Set task = The entries below contain pictures. Retype everything except those pictures, exactly as given.

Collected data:
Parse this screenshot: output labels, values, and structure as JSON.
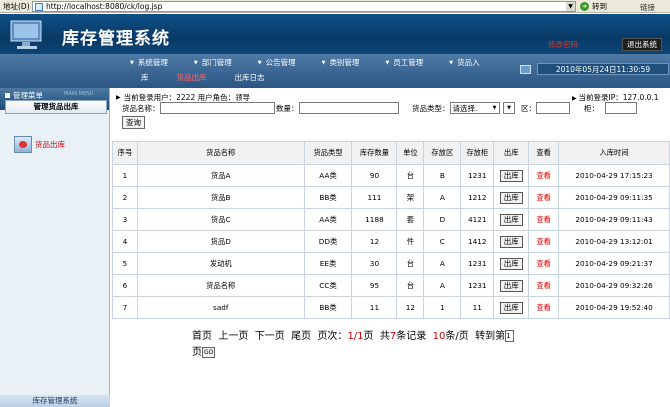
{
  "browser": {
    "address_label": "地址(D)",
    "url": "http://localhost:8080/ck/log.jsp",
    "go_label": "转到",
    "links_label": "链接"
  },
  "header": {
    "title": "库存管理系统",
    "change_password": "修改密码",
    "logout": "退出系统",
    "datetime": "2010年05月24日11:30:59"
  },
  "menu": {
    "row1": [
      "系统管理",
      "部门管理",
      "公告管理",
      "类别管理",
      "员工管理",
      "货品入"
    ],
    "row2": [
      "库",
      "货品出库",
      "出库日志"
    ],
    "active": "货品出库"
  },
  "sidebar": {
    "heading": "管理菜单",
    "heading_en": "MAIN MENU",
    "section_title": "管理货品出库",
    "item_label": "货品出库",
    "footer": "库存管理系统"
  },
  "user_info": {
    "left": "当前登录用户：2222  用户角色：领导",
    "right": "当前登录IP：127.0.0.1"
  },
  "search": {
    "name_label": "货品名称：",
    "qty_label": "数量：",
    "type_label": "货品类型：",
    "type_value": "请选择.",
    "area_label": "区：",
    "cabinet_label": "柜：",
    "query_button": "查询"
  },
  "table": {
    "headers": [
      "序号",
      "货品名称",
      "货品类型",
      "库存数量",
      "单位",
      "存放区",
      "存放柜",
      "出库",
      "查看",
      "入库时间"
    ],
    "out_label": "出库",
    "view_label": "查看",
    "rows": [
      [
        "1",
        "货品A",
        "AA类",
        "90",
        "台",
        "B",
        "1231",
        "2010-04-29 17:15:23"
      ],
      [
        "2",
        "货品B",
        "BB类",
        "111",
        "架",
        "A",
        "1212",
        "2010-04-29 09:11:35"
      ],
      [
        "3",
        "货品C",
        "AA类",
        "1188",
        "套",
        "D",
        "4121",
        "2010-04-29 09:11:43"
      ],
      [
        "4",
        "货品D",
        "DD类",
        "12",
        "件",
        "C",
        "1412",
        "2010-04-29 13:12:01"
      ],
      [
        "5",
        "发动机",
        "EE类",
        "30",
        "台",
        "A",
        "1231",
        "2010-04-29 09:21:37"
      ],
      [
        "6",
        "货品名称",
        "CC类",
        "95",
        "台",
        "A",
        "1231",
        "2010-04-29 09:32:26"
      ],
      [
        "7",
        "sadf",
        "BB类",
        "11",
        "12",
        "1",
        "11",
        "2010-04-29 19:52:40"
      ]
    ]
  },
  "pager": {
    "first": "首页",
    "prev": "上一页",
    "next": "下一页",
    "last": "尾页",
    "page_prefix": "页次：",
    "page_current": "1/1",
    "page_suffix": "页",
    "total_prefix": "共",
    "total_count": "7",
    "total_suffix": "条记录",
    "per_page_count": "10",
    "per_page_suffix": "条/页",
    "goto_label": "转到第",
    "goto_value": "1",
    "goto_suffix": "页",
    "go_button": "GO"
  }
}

Task response =
Parse this screenshot: output labels, values, and structure as JSON.
{
  "browser": {
    "address_label": "地址(D)",
    "url": "http://localhost:8080/ck/log.jsp",
    "go_label": "转到",
    "links_label": "链接"
  },
  "header": {
    "title": "库存管理系统",
    "change_password": "修改密码",
    "logout": "退出系统",
    "datetime": "2010年05月24日11:30:59"
  },
  "menu": {
    "row1": [
      "系统管理",
      "部门管理",
      "公告管理",
      "类别管理",
      "员工管理",
      "货品入"
    ],
    "row2": [
      "库",
      "货品出库",
      "出库日志"
    ],
    "active": "货品出库"
  },
  "sidebar": {
    "heading": "管理菜单",
    "heading_en": "MAIN MENU",
    "section_title": "管理货品出库",
    "item_label": "货品出库",
    "footer": "库存管理系统"
  },
  "user_info": {
    "left": "当前登录用户：2222  用户角色：领导",
    "right": "当前登录IP：127.0.0.1"
  },
  "search": {
    "name_label": "货品名称：",
    "qty_label": "数量：",
    "type_label": "货品类型：",
    "type_value": "请选择.",
    "area_label": "区：",
    "cabinet_label": "柜：",
    "query_button": "查询"
  },
  "table": {
    "headers": [
      "序号",
      "货品名称",
      "货品类型",
      "库存数量",
      "单位",
      "存放区",
      "存放柜",
      "出库",
      "查看",
      "入库时间"
    ],
    "out_label": "出库",
    "view_label": "查看",
    "rows": [
      [
        "1",
        "货品A",
        "AA类",
        "90",
        "台",
        "B",
        "1231",
        "2010-04-29 17:15:23"
      ],
      [
        "2",
        "货品B",
        "BB类",
        "111",
        "架",
        "A",
        "1212",
        "2010-04-29 09:11:35"
      ],
      [
        "3",
        "货品C",
        "AA类",
        "1188",
        "套",
        "D",
        "4121",
        "2010-04-29 09:11:43"
      ],
      [
        "4",
        "货品D",
        "DD类",
        "12",
        "件",
        "C",
        "1412",
        "2010-04-29 13:12:01"
      ],
      [
        "5",
        "发动机",
        "EE类",
        "30",
        "台",
        "A",
        "1231",
        "2010-04-29 09:21:37"
      ],
      [
        "6",
        "货品名称",
        "CC类",
        "95",
        "台",
        "A",
        "1231",
        "2010-04-29 09:32:26"
      ],
      [
        "7",
        "sadf",
        "BB类",
        "11",
        "12",
        "1",
        "11",
        "2010-04-29 19:52:40"
      ]
    ]
  },
  "pager": {
    "first": "首页",
    "prev": "上一页",
    "next": "下一页",
    "last": "尾页",
    "page_prefix": "页次：",
    "page_current": "1/1",
    "page_suffix": "页",
    "total_prefix": "共",
    "total_count": "7",
    "total_suffix": "条记录",
    "per_page_count": "10",
    "per_page_suffix": "条/页",
    "goto_label": "转到第",
    "goto_value": "1",
    "goto_suffix": "页",
    "go_button": "GO"
  }
}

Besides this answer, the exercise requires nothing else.